- [Source material]:
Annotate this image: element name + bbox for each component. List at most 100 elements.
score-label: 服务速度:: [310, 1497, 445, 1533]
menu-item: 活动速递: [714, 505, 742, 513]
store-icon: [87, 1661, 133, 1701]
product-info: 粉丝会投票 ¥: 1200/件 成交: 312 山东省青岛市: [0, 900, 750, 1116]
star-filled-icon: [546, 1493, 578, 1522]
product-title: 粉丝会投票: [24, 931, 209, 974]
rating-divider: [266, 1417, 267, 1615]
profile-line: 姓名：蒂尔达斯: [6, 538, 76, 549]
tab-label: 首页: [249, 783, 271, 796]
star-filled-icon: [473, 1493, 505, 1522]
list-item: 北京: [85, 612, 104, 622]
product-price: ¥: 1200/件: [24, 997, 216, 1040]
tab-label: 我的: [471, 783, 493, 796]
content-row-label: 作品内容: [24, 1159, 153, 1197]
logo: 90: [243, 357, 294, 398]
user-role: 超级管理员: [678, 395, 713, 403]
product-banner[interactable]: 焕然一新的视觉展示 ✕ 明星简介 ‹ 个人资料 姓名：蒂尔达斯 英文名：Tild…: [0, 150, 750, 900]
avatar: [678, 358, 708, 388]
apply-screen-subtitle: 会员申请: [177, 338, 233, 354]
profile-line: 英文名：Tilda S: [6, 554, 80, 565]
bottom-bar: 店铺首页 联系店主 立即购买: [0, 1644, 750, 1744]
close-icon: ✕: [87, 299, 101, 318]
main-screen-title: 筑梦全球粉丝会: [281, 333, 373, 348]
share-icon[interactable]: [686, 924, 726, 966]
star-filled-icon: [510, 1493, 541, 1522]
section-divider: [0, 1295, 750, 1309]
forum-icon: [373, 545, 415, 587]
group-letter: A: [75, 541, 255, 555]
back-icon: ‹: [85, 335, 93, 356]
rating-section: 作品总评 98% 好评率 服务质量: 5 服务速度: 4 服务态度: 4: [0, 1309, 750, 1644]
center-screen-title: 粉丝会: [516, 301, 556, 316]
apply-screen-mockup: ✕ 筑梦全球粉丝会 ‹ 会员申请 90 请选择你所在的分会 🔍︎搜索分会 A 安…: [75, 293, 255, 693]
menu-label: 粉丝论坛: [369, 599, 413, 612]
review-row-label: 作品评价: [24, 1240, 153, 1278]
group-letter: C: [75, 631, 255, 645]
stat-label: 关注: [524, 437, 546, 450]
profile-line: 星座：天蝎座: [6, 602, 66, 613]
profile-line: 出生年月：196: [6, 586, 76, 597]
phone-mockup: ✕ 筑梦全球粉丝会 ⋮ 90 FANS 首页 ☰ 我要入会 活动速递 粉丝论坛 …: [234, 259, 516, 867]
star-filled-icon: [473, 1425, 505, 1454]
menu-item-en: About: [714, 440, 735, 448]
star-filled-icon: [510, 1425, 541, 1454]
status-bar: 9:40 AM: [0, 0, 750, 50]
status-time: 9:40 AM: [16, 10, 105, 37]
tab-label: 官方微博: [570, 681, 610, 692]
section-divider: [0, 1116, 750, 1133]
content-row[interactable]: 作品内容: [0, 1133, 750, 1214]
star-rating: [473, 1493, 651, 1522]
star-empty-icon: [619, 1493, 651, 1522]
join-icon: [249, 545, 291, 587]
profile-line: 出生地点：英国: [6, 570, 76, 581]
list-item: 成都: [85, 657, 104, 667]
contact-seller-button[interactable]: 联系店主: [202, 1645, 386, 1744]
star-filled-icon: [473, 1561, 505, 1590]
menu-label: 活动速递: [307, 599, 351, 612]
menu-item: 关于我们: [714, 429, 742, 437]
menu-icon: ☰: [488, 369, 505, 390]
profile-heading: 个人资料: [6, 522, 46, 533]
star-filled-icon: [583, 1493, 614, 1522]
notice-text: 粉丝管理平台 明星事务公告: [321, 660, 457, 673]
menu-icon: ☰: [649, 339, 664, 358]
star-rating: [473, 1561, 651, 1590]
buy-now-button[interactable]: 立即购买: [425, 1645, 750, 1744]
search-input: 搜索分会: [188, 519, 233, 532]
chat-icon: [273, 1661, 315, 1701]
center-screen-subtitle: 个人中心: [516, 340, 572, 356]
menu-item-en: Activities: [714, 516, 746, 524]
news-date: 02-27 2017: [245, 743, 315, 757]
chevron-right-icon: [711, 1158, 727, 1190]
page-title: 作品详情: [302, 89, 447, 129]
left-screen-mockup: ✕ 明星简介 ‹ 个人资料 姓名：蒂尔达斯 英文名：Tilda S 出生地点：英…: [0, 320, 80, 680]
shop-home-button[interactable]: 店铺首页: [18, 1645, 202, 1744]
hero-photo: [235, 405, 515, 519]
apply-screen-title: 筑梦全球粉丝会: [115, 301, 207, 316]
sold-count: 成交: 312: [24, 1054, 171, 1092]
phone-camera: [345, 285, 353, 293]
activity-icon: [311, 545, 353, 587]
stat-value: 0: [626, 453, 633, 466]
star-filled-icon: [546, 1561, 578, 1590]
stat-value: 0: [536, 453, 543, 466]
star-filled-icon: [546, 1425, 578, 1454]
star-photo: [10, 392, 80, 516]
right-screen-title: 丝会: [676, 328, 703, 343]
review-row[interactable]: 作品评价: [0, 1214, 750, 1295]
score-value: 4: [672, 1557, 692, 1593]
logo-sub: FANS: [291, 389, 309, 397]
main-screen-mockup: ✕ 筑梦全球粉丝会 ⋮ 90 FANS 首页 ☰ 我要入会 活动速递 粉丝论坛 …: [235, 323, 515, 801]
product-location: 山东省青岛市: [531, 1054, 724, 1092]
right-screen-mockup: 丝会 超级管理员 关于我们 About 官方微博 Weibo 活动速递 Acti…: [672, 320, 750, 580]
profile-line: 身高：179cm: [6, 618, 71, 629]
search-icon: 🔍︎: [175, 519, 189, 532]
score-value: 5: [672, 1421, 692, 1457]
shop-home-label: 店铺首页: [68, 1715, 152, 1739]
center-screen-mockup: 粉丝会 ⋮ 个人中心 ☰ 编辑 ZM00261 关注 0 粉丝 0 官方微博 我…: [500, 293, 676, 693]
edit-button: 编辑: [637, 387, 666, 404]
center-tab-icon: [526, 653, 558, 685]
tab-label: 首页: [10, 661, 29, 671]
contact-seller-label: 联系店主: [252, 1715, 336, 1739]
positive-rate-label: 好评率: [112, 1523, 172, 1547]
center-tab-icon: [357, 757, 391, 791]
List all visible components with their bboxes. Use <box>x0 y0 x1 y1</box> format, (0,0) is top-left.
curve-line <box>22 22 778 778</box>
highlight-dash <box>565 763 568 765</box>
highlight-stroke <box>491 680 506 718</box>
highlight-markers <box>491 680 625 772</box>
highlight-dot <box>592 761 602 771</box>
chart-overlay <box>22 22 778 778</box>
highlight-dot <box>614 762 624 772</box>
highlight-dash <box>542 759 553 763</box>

- [Set problem]: Rename every "star-filled-icon" in the material above to "filled-star-icon" and give all the lines again with nothing else changed.

- [Task output]:
Annotate this image: element name + bbox for each component. List at most 100 elements.
score-label: 服务速度:: [310, 1497, 445, 1533]
menu-item: 活动速递: [714, 505, 742, 513]
store-icon: [87, 1661, 133, 1701]
product-info: 粉丝会投票 ¥: 1200/件 成交: 312 山东省青岛市: [0, 900, 750, 1116]
filled-star-icon: [546, 1493, 578, 1522]
product-title: 粉丝会投票: [24, 931, 209, 974]
rating-divider: [266, 1417, 267, 1615]
profile-line: 姓名：蒂尔达斯: [6, 538, 76, 549]
tab-label: 首页: [249, 783, 271, 796]
filled-star-icon: [473, 1493, 505, 1522]
list-item: 北京: [85, 612, 104, 622]
product-price: ¥: 1200/件: [24, 997, 216, 1040]
tab-label: 我的: [471, 783, 493, 796]
content-row-label: 作品内容: [24, 1159, 153, 1197]
logo: 90: [243, 357, 294, 398]
user-role: 超级管理员: [678, 395, 713, 403]
product-banner[interactable]: 焕然一新的视觉展示 ✕ 明星简介 ‹ 个人资料 姓名：蒂尔达斯 英文名：Tild…: [0, 150, 750, 900]
avatar: [678, 358, 708, 388]
apply-screen-subtitle: 会员申请: [177, 338, 233, 354]
profile-line: 英文名：Tilda S: [6, 554, 80, 565]
bottom-bar: 店铺首页 联系店主 立即购买: [0, 1644, 750, 1744]
close-icon: ✕: [87, 299, 101, 318]
main-screen-title: 筑梦全球粉丝会: [281, 333, 373, 348]
share-icon[interactable]: [686, 924, 726, 966]
filled-star-icon: [510, 1493, 541, 1522]
section-divider: [0, 1295, 750, 1309]
forum-icon: [373, 545, 415, 587]
group-letter: A: [75, 541, 255, 555]
back-icon: ‹: [85, 335, 93, 356]
rating-section: 作品总评 98% 好评率 服务质量: 5 服务速度: 4 服务态度: 4: [0, 1309, 750, 1644]
center-screen-title: 粉丝会: [516, 301, 556, 316]
apply-screen-mockup: ✕ 筑梦全球粉丝会 ‹ 会员申请 90 请选择你所在的分会 🔍︎搜索分会 A 安…: [75, 293, 255, 693]
menu-label: 粉丝论坛: [369, 599, 413, 612]
review-row-label: 作品评价: [24, 1240, 153, 1278]
group-letter: C: [75, 631, 255, 645]
stat-label: 关注: [524, 437, 546, 450]
profile-line: 星座：天蝎座: [6, 602, 66, 613]
profile-line: 出生年月：196: [6, 586, 76, 597]
phone-mockup: ✕ 筑梦全球粉丝会 ⋮ 90 FANS 首页 ☰ 我要入会 活动速递 粉丝论坛 …: [234, 259, 516, 867]
filled-star-icon: [473, 1425, 505, 1454]
menu-item-en: About: [714, 440, 735, 448]
filled-star-icon: [510, 1425, 541, 1454]
status-bar: 9:40 AM: [0, 0, 750, 50]
status-time: 9:40 AM: [16, 10, 105, 37]
tab-label: 官方微博: [570, 681, 610, 692]
section-divider: [0, 1116, 750, 1133]
content-row[interactable]: 作品内容: [0, 1133, 750, 1214]
star-rating: [473, 1493, 651, 1522]
star-empty-icon: [619, 1493, 651, 1522]
join-icon: [249, 545, 291, 587]
profile-line: 出生地点：英国: [6, 570, 76, 581]
list-item: 成都: [85, 657, 104, 667]
contact-seller-button[interactable]: 联系店主: [202, 1645, 386, 1744]
filled-star-icon: [473, 1561, 505, 1590]
menu-label: 活动速递: [307, 599, 351, 612]
menu-item: 关于我们: [714, 429, 742, 437]
menu-icon: ☰: [488, 369, 505, 390]
profile-heading: 个人资料: [6, 522, 46, 533]
filled-star-icon: [583, 1493, 614, 1522]
notice-text: 粉丝管理平台 明星事务公告: [321, 660, 457, 673]
menu-icon: ☰: [649, 339, 664, 358]
star-rating: [473, 1561, 651, 1590]
buy-now-button[interactable]: 立即购买: [425, 1645, 750, 1744]
search-input: 搜索分会: [188, 519, 233, 532]
chat-icon: [273, 1661, 315, 1701]
center-screen-subtitle: 个人中心: [516, 340, 572, 356]
menu-item-en: Activities: [714, 516, 746, 524]
news-date: 02-27 2017: [245, 743, 315, 757]
chevron-right-icon: [711, 1158, 727, 1190]
page-title: 作品详情: [302, 89, 447, 129]
left-screen-mockup: ✕ 明星简介 ‹ 个人资料 姓名：蒂尔达斯 英文名：Tilda S 出生地点：英…: [0, 320, 80, 680]
shop-home-button[interactable]: 店铺首页: [18, 1645, 202, 1744]
hero-photo: [235, 405, 515, 519]
apply-screen-title: 筑梦全球粉丝会: [115, 301, 207, 316]
sold-count: 成交: 312: [24, 1054, 171, 1092]
phone-camera: [345, 285, 353, 293]
activity-icon: [311, 545, 353, 587]
stat-value: 0: [626, 453, 633, 466]
filled-star-icon: [546, 1561, 578, 1590]
stat-value: 0: [536, 453, 543, 466]
filled-star-icon: [546, 1425, 578, 1454]
star-photo: [10, 392, 80, 516]
right-screen-title: 丝会: [676, 328, 703, 343]
review-row[interactable]: 作品评价: [0, 1214, 750, 1295]
score-value: 4: [672, 1557, 692, 1593]
logo-sub: FANS: [291, 389, 309, 397]
main-screen-mockup: ✕ 筑梦全球粉丝会 ⋮ 90 FANS 首页 ☰ 我要入会 活动速递 粉丝论坛 …: [235, 323, 515, 801]
product-location: 山东省青岛市: [531, 1054, 724, 1092]
right-screen-mockup: 丝会 超级管理员 关于我们 About 官方微博 Weibo 活动速递 Acti…: [672, 320, 750, 580]
profile-line: 身高：179cm: [6, 618, 71, 629]
search-icon: 🔍︎: [175, 519, 189, 532]
score-value: 5: [672, 1421, 692, 1457]
shop-home-label: 店铺首页: [68, 1715, 152, 1739]
center-screen-mockup: 粉丝会 ⋮ 个人中心 ☰ 编辑 ZM00261 关注 0 粉丝 0 官方微博 我…: [500, 293, 676, 693]
edit-button: 编辑: [637, 387, 666, 404]
center-tab-icon: [526, 653, 558, 685]
tab-label: 首页: [10, 661, 29, 671]
contact-seller-label: 联系店主: [252, 1715, 336, 1739]
positive-rate-label: 好评率: [112, 1523, 172, 1547]
center-tab-icon: [357, 757, 391, 791]
List all visible components with their bboxes. Use <box>x0 y0 x1 y1</box> format, (0,0) is top-left.
curve-line <box>22 22 778 778</box>
highlight-dash <box>565 763 568 765</box>
highlight-stroke <box>491 680 506 718</box>
highlight-markers <box>491 680 625 772</box>
highlight-dot <box>592 761 602 771</box>
chart-overlay <box>22 22 778 778</box>
highlight-dot <box>614 762 624 772</box>
highlight-dash <box>542 759 553 763</box>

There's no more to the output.